Segment Start: THE DATA

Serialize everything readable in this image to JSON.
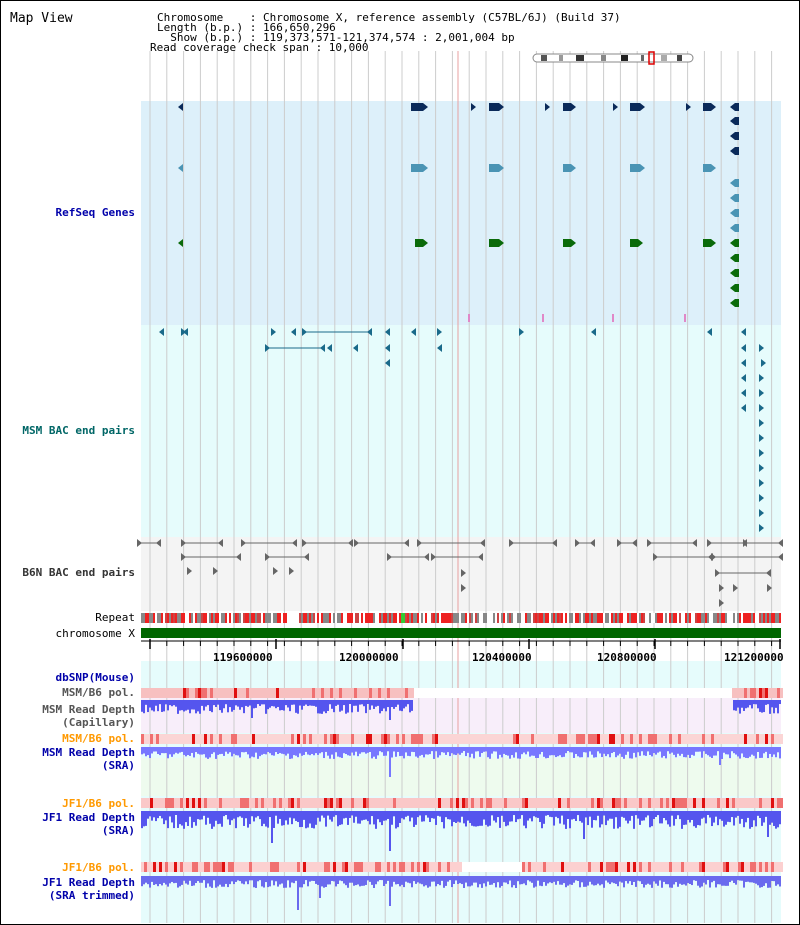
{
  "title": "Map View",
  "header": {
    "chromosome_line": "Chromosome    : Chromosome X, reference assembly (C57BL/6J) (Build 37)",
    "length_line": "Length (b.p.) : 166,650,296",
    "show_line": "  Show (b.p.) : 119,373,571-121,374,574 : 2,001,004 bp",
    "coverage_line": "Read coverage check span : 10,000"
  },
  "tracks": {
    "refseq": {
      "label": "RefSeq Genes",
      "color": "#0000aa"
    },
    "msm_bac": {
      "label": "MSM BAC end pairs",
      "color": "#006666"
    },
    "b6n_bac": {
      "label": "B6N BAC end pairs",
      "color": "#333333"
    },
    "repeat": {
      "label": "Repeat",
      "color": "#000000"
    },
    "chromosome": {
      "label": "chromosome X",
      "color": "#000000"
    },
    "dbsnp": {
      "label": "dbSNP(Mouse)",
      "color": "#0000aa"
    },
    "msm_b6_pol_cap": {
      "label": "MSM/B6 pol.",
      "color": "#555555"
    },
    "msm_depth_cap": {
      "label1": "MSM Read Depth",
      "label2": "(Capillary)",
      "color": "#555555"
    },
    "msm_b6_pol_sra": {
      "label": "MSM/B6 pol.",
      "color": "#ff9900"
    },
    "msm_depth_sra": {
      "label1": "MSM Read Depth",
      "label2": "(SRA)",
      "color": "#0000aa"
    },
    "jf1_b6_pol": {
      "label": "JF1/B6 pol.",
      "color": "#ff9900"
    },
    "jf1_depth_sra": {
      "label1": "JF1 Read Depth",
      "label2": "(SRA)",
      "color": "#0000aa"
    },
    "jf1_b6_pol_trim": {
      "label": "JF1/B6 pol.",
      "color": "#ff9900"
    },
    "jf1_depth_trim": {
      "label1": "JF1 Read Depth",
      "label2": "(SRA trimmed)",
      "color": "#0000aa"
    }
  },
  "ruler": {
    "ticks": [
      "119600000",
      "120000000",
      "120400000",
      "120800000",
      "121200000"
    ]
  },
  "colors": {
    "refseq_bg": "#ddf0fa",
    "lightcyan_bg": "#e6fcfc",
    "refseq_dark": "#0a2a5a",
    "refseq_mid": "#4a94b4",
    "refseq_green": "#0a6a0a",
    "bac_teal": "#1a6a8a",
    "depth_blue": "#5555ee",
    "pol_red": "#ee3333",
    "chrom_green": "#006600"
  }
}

Segment End: THE DATA

■ PROBLEM REQUIREMENTS:
Above is a listing with pictures. Write it out exactly without them.

■ RESULT OF THIS EXERCISE:
Serialize everything readable in this image to JSON.
{
  "title": "Map View",
  "header": {
    "chromosome_line": "Chromosome    : Chromosome X, reference assembly (C57BL/6J) (Build 37)",
    "length_line": "Length (b.p.) : 166,650,296",
    "show_line": "  Show (b.p.) : 119,373,571-121,374,574 : 2,001,004 bp",
    "coverage_line": "Read coverage check span : 10,000"
  },
  "tracks": {
    "refseq": {
      "label": "RefSeq Genes",
      "color": "#0000aa"
    },
    "msm_bac": {
      "label": "MSM BAC end pairs",
      "color": "#006666"
    },
    "b6n_bac": {
      "label": "B6N BAC end pairs",
      "color": "#333333"
    },
    "repeat": {
      "label": "Repeat",
      "color": "#000000"
    },
    "chromosome": {
      "label": "chromosome X",
      "color": "#000000"
    },
    "dbsnp": {
      "label": "dbSNP(Mouse)",
      "color": "#0000aa"
    },
    "msm_b6_pol_cap": {
      "label": "MSM/B6 pol.",
      "color": "#555555"
    },
    "msm_depth_cap": {
      "label1": "MSM Read Depth",
      "label2": "(Capillary)",
      "color": "#555555"
    },
    "msm_b6_pol_sra": {
      "label": "MSM/B6 pol.",
      "color": "#ff9900"
    },
    "msm_depth_sra": {
      "label1": "MSM Read Depth",
      "label2": "(SRA)",
      "color": "#0000aa"
    },
    "jf1_b6_pol": {
      "label": "JF1/B6 pol.",
      "color": "#ff9900"
    },
    "jf1_depth_sra": {
      "label1": "JF1 Read Depth",
      "label2": "(SRA)",
      "color": "#0000aa"
    },
    "jf1_b6_pol_trim": {
      "label": "JF1/B6 pol.",
      "color": "#ff9900"
    },
    "jf1_depth_trim": {
      "label1": "JF1 Read Depth",
      "label2": "(SRA trimmed)",
      "color": "#0000aa"
    }
  },
  "ruler": {
    "ticks": [
      "119600000",
      "120000000",
      "120400000",
      "120800000",
      "121200000"
    ]
  },
  "colors": {
    "refseq_bg": "#ddf0fa",
    "lightcyan_bg": "#e6fcfc",
    "refseq_dark": "#0a2a5a",
    "refseq_mid": "#4a94b4",
    "refseq_green": "#0a6a0a",
    "bac_teal": "#1a6a8a",
    "depth_blue": "#5555ee",
    "pol_red": "#ee3333",
    "chrom_green": "#006600"
  }
}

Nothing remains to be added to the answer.